=== Input ===

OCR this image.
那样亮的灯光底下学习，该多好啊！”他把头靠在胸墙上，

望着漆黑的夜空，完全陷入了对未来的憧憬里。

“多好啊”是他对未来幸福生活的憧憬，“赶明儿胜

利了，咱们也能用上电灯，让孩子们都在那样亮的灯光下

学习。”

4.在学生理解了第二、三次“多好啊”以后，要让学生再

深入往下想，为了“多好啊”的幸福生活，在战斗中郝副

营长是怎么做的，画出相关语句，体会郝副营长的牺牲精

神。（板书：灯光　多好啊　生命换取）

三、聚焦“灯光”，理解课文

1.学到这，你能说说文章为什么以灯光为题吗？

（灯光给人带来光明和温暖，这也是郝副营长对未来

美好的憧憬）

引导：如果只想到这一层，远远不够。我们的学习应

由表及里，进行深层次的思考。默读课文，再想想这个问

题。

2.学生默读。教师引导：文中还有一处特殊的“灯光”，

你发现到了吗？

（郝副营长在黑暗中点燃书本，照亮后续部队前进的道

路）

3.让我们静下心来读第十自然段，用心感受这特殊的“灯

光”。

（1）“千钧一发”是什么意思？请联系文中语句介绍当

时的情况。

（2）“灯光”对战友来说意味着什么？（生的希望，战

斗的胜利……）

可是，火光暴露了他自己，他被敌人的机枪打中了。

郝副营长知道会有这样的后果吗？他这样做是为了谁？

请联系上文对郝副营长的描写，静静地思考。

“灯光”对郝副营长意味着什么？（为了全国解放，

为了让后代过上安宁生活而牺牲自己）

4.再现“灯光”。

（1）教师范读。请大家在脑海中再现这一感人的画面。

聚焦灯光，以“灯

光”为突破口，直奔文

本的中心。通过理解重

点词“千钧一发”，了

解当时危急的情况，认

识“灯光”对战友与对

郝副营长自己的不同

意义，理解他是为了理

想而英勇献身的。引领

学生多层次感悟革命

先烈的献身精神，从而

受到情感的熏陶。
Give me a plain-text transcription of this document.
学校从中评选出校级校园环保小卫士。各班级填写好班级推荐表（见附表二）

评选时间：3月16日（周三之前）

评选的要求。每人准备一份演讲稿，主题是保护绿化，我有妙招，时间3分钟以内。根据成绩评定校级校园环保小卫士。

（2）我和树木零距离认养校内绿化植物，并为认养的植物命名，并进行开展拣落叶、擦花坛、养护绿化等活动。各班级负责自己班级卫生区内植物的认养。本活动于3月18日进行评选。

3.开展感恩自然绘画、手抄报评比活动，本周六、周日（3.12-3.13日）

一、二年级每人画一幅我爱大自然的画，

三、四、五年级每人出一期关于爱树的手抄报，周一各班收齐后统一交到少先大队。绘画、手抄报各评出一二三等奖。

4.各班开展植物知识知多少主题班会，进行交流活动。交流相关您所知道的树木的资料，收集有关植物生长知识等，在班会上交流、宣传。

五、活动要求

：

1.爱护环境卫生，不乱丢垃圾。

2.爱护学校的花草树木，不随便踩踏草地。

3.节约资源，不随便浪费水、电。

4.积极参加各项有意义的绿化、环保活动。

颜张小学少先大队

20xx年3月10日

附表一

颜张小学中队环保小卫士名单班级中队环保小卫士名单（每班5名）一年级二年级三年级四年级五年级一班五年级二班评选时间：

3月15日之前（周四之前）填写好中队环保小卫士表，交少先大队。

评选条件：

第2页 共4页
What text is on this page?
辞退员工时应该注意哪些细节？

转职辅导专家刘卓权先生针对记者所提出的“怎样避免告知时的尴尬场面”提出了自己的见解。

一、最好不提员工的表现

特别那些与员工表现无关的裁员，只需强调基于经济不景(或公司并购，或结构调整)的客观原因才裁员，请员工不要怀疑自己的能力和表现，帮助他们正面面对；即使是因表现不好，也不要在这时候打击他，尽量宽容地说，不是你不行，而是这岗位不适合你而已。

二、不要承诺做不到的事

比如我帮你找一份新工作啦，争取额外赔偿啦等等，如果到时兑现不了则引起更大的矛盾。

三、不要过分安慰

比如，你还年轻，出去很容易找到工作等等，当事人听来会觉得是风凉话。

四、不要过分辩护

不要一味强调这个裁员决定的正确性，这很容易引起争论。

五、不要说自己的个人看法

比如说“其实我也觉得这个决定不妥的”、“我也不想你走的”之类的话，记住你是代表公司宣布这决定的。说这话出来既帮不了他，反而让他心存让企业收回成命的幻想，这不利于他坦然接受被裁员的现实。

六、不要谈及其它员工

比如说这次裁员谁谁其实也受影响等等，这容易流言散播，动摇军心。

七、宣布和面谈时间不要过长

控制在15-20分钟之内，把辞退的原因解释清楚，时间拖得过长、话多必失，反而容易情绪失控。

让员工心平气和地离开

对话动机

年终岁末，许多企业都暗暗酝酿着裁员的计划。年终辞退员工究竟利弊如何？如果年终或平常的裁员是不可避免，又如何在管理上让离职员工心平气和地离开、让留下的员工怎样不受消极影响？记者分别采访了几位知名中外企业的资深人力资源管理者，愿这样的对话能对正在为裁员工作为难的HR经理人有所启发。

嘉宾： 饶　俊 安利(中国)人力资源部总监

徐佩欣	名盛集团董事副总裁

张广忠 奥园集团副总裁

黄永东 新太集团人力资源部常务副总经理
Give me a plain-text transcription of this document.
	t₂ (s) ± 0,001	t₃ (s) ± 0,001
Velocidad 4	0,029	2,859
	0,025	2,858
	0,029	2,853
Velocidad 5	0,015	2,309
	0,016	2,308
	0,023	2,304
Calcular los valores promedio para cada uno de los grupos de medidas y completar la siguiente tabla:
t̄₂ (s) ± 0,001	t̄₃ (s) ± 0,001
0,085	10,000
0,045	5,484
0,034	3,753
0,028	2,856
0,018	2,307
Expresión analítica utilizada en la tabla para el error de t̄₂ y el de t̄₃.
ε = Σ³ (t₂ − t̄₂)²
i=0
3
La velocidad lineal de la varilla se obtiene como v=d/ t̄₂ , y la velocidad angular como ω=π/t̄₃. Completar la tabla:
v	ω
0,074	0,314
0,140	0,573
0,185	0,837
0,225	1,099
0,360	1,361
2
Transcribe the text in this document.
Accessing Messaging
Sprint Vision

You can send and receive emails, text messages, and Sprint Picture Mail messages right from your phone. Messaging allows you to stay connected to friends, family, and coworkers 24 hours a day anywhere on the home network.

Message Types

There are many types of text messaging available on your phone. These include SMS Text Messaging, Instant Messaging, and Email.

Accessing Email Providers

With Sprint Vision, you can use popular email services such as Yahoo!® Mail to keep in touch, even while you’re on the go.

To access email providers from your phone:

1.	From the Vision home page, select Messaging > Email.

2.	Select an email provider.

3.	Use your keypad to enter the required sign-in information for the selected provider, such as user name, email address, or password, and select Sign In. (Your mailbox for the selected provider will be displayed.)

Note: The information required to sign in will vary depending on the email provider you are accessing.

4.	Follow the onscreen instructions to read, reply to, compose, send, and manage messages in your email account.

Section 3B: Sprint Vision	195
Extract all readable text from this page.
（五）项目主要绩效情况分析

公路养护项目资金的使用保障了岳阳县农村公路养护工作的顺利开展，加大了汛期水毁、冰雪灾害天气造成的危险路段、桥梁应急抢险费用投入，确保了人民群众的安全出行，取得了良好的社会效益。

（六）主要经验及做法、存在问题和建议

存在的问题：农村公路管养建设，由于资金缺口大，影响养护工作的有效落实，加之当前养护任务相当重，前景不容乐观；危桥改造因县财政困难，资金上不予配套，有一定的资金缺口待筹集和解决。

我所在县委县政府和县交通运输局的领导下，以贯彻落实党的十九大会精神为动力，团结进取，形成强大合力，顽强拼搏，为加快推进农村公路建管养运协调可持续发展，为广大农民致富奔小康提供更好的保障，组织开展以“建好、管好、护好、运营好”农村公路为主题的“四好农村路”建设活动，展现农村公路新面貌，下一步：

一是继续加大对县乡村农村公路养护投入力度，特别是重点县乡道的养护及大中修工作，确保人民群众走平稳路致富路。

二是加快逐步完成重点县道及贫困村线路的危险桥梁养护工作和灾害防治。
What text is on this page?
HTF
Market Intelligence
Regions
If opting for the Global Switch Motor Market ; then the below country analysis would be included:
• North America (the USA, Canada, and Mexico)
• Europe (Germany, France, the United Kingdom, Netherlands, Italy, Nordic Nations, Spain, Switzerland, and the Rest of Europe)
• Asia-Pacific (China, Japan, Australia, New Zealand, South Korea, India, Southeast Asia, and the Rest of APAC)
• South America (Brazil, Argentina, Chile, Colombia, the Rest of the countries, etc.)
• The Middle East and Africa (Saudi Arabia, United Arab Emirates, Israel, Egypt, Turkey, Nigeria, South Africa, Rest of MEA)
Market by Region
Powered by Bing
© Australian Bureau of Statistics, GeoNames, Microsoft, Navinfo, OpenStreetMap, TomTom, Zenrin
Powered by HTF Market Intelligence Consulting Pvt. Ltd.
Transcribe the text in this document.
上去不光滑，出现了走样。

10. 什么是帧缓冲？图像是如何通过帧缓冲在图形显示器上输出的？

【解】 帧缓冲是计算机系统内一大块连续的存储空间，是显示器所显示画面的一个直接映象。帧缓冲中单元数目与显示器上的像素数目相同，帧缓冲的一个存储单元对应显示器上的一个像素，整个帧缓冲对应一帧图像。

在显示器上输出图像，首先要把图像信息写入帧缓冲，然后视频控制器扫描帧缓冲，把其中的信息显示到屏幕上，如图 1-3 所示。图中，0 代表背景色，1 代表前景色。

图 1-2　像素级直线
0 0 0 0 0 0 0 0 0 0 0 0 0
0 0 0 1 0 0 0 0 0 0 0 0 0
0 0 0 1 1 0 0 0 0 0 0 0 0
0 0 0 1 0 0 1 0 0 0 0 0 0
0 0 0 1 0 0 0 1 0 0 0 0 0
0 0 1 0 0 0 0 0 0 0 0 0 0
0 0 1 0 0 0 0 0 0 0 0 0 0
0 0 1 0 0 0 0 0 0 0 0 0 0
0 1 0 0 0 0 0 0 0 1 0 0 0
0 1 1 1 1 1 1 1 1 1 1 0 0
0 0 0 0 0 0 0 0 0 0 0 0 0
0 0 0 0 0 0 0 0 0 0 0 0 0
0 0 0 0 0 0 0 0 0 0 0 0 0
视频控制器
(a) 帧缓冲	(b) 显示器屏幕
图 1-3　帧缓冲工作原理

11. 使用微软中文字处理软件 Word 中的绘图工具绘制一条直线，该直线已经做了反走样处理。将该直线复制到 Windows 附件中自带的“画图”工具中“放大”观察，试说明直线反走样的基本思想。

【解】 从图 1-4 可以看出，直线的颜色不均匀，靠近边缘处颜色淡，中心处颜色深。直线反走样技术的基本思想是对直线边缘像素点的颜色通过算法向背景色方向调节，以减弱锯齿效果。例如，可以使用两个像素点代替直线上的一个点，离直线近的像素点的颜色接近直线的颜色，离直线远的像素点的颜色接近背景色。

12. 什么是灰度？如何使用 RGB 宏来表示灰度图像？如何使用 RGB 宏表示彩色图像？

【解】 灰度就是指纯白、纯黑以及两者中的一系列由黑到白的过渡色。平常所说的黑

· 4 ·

===

## Task description
Of the lines in the material, how many contain the word "Sprint"? Reply with the number and nothing else.

## Response to this task
4